W0437

Difficult Molecular Replacement: PPDK from Trypanosoma brucei. F.M.D. Vellieux, IBS, 41 rue Jules Horowitz, 38027 Grenoble Cedex 1, France.

Trypanosomal pyruvate phosphate dikinase (PPDK) is a potential target for the development of new drugs against several tropical diseases. Purification of PPDK1 yielded only one batch from which crystals grew. Myriads of tiny crystals appeared in seconds with pH close to the pI of PPDK. Improvement was done by adding minute amounts of PEG, and by the use of glycerol as crystal growth retardant2. We collected at LURE a complete 3.0 Å resolution data set at 4o using all available crystals. Hence, only molecular replacement (MR) was feasible. The sole model available was bacterial PPDK3. The work done on this homo-dimeric enzyme had showed 2 remote domains per subunit. One domain contains the site for ATP/AMP binding while the other binds pyruvate/PEP. A third small domain shuttles a His-bound phosphate between the 2 active sites during catalysis. Domain motion is thus part of the mechanism of PPDK.

### Recorded data
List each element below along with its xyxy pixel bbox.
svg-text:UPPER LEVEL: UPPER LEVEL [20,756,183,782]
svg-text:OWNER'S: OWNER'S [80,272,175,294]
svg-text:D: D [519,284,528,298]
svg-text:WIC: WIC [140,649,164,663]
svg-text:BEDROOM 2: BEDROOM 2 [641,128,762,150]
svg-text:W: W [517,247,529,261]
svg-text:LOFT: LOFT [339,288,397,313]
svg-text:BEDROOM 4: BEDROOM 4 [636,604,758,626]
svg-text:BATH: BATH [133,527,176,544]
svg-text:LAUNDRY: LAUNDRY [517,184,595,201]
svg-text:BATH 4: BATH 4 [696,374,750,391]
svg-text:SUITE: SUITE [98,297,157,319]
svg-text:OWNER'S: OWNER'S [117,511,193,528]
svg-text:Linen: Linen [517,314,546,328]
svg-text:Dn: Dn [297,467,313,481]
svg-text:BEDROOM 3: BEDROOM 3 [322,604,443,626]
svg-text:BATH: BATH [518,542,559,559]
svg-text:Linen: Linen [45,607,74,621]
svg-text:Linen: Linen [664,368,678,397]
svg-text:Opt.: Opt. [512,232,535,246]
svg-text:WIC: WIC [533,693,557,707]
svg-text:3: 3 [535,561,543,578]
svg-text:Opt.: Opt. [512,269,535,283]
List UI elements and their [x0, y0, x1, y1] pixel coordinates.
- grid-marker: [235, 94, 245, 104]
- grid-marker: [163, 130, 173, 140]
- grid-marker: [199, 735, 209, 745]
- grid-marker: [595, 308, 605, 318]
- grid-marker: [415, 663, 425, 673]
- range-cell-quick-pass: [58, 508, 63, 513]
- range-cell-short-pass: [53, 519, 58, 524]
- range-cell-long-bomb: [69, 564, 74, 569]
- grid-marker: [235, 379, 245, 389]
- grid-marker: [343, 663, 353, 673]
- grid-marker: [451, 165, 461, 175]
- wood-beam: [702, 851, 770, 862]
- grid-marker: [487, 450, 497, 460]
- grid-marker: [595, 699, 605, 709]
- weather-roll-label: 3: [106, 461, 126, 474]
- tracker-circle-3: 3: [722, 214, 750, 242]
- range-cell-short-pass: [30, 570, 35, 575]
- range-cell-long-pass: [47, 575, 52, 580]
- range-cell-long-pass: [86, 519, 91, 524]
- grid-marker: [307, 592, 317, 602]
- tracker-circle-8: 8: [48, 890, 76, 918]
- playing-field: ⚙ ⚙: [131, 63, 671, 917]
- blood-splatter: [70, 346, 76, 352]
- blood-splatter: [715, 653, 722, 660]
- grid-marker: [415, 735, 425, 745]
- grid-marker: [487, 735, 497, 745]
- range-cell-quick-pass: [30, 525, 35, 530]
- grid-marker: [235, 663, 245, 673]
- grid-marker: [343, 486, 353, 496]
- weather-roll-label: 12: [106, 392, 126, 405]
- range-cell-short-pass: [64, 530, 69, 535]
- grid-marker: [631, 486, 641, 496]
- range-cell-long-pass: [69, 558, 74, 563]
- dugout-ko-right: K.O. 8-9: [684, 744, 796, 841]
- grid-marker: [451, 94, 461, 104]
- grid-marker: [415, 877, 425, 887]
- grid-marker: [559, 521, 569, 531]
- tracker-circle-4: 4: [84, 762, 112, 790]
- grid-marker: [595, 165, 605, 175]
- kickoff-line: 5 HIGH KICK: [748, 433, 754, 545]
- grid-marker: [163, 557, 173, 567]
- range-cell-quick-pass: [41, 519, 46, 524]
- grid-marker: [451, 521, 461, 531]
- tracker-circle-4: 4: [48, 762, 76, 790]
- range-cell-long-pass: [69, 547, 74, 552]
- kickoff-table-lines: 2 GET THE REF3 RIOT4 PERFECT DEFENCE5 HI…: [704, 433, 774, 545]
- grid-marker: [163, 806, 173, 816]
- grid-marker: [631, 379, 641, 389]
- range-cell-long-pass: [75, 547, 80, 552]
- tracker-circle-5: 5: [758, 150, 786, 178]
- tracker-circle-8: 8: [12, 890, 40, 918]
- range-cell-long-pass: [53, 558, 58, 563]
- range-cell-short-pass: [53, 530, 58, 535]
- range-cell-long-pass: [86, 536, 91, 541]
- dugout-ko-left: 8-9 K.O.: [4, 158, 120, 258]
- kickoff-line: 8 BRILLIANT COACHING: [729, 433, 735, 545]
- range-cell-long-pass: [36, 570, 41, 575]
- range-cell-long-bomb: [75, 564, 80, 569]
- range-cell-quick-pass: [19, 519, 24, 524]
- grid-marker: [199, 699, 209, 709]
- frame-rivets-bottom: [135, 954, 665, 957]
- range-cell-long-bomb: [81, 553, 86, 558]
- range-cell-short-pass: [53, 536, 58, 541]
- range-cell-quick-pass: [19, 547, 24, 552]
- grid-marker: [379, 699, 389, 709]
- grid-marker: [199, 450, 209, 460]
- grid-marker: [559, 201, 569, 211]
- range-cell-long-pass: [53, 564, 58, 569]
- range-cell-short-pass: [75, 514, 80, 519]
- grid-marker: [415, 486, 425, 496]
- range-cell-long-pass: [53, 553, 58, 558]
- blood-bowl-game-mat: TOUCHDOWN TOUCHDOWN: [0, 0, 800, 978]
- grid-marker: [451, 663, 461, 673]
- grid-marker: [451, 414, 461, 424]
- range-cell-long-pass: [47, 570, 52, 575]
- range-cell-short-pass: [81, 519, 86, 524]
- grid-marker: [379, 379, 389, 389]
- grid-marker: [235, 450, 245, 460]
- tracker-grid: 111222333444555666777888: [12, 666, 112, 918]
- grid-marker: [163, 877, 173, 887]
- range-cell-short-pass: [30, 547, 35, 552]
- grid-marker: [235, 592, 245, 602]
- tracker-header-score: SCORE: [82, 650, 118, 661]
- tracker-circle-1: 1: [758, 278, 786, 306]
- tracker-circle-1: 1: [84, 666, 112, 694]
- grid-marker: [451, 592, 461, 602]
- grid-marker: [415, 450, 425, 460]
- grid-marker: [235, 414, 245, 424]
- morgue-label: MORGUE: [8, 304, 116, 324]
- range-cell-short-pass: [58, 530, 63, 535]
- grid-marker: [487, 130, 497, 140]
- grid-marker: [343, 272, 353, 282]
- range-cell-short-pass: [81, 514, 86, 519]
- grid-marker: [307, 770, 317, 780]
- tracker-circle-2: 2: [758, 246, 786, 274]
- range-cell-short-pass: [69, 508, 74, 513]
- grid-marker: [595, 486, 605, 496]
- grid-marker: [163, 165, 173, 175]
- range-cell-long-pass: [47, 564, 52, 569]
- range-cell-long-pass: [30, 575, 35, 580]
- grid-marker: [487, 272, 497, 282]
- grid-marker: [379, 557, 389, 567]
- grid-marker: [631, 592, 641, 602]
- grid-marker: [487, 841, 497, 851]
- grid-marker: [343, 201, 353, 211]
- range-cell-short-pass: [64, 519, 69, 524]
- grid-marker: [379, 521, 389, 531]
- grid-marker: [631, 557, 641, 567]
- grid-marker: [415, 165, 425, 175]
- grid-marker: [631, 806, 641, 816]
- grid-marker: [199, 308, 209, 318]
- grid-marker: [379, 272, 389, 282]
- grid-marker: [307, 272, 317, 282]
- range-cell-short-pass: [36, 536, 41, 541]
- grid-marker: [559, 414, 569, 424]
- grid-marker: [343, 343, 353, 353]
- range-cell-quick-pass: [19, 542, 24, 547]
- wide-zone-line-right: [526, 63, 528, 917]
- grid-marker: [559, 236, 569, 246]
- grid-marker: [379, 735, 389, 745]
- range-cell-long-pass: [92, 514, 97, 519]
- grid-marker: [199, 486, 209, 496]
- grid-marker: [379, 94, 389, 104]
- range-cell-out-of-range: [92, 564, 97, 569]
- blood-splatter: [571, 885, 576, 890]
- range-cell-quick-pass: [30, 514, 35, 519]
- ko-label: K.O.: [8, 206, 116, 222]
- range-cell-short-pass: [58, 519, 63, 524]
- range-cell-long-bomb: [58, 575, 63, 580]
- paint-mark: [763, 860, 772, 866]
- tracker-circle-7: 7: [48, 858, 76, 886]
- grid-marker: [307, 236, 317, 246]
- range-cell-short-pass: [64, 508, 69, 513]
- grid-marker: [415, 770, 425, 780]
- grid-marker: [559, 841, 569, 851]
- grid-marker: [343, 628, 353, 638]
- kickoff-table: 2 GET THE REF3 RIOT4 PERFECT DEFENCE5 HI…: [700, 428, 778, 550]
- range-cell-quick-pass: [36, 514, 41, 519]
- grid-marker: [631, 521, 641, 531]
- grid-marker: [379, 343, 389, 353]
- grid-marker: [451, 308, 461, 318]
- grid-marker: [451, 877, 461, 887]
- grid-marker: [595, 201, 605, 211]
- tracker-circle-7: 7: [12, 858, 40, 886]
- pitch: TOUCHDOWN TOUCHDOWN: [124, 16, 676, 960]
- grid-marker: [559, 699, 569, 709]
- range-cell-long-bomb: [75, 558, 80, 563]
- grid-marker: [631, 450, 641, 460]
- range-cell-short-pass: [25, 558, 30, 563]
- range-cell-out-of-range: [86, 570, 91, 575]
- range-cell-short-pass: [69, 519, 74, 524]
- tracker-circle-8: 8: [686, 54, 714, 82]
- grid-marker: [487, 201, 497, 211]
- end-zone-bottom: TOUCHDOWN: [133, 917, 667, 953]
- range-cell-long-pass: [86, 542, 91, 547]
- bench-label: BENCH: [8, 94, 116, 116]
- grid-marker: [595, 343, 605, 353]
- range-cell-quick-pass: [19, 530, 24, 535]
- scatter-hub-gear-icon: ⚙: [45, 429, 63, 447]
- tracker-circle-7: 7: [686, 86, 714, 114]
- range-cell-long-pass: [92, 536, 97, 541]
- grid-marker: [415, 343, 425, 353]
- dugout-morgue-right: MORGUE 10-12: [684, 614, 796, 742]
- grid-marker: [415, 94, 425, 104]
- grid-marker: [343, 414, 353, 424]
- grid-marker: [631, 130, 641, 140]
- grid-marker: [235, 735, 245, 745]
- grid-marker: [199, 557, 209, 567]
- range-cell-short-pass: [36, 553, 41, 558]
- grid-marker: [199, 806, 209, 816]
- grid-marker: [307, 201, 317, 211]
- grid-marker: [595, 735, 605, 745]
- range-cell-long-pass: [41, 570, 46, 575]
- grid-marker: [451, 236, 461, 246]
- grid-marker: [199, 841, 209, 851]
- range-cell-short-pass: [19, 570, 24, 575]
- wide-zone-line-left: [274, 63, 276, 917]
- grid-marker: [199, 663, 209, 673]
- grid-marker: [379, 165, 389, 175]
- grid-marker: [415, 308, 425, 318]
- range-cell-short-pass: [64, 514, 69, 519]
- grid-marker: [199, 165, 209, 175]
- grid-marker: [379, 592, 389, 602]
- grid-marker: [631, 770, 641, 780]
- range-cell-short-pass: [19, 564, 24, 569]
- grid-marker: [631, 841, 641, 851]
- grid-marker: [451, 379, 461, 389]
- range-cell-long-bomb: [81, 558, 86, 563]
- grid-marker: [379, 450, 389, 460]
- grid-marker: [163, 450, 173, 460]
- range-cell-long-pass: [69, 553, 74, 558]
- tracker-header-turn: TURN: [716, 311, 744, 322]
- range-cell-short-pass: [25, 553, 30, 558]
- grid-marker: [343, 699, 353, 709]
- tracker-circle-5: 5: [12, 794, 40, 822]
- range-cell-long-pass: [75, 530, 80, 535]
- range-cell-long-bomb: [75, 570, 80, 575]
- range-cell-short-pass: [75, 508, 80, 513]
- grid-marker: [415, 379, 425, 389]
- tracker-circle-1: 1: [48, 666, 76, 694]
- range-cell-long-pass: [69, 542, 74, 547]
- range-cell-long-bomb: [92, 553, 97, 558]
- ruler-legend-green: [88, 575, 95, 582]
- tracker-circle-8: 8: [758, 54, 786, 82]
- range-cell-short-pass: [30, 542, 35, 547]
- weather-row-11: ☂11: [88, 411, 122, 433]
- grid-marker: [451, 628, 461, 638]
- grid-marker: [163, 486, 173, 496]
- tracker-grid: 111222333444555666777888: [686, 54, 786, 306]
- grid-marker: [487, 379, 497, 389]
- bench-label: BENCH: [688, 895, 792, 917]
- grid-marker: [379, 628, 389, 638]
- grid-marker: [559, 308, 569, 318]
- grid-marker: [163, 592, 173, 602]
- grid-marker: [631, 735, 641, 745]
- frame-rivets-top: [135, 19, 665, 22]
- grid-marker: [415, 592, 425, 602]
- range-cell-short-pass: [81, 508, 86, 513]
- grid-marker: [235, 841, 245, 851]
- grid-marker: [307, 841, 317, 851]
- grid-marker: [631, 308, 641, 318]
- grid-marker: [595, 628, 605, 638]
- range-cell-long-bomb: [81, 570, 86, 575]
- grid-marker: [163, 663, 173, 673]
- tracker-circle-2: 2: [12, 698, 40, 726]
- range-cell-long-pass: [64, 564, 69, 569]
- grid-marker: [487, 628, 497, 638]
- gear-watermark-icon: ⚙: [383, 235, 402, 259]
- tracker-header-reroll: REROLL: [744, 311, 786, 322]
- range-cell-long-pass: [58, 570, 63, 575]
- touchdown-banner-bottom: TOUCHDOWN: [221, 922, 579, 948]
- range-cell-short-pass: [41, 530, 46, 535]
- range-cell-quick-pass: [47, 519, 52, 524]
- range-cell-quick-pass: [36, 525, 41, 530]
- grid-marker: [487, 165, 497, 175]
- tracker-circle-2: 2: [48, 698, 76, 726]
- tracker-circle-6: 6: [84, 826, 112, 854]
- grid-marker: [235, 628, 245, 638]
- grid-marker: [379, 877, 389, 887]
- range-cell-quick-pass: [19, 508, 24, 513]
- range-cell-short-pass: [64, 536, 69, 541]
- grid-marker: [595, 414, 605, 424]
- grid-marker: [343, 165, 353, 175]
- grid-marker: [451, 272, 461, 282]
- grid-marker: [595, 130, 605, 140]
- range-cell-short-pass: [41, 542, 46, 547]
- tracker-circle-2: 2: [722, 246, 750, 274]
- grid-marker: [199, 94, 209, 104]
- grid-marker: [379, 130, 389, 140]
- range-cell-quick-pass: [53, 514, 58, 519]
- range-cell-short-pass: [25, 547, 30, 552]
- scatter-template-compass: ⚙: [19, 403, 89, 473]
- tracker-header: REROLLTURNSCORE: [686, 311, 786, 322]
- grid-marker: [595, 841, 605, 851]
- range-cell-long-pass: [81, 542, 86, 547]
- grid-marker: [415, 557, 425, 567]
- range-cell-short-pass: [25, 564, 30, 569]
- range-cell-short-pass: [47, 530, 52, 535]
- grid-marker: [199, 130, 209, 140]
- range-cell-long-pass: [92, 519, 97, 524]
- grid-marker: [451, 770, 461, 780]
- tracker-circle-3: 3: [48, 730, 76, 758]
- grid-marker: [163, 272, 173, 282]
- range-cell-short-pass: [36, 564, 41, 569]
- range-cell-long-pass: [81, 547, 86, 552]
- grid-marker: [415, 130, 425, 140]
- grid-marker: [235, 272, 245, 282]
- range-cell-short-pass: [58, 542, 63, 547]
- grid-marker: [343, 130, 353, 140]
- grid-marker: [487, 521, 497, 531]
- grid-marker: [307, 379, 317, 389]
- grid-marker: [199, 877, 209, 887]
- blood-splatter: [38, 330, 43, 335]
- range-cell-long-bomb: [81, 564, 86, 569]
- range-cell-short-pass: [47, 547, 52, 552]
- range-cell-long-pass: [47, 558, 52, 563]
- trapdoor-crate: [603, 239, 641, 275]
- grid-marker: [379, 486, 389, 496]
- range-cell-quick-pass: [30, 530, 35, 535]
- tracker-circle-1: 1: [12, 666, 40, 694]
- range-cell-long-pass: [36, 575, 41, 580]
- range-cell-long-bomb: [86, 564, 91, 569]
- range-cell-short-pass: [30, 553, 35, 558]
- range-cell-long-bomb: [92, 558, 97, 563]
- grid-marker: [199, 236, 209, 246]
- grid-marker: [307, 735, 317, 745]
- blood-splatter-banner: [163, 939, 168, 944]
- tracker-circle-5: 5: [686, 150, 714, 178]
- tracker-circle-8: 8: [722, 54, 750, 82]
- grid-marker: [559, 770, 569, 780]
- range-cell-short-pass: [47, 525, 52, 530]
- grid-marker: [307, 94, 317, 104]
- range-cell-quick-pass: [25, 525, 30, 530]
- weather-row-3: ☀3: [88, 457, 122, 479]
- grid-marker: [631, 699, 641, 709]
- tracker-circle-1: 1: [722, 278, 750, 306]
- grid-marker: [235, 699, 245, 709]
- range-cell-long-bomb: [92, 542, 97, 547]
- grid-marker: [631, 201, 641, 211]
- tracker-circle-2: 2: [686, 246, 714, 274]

### Required work
(1) In the abstract on molecular replacement for trypanosomal PPDK, why is domain motion described as part of the enzyme's mechanism? Answer in one to three sentences.
(2) Carry on the abstract on molecular replacement for trypanosomal PPDK, beginning right after its final sentence.

### Responses
(1) Each subunit has two remote domains, one binding ATP/AMP and the other binding pyruvate/PEP. During catalysis, a third small domain shuttles a His-bound phosphate between these two active sites, so the movement of domains is built into how the enzyme works.

(2)
Attempts to use the full subunit for MR were unsuccessful because of the different relative orientations of the domains. We solved the MR problem piecemeal, placing domains and subdomains one at a time: the largest C-t domain (342 residues) was positioned (cumulative Rfree=0.492). The N-t domain was then placed (cRfree=0.471); the resulting map had clear density for its C-t segment (127 residues) but no density for the N-t segment (240 residues). Hence, these two segments were placed separately, first the Cts (cRfree=0.459) and then the Nts (cRfree=0.432). Attempts to use "classical MR" to locate the phospho-Histidine domain (12% of the electrons) failed, although the maps showed uninterpretable positive density for this missing fragment. Hence, we used "real space" MR4 to locate the last domain: estimated structure factors for the missing fragment were generated by a density modification procedure called "protein flattening". Here, the coordinates for the partial model were expanded to cover one unit cell. From these, an envelope was generated, and used to flatten the density corresponding to this partial model. What remains thus corresponds to the missing fragment, and to the solvent. Map inversion provided the data for rotation- and phased translation- functions. Application of the procedure led to the positioning of the phospho-His domain (2nd peak in the list, cRfree=0.384) and hence to the 3D structure.

1Bringaud, F. et al. (1998), Proc. Natl. Acad. Sci. USA 95, 7963-7968.
2Cosenza, L.W. et al. (2000), Acta Cryst. D56, 1688-1690.
3Herzberg, O. et al. (1996), Proc. Natl. Acad. Sci. USA 93, 2652-2657.
4Cosenza, L.W. et al. (2002), J. Mol. Biol. 318, 1417-1432.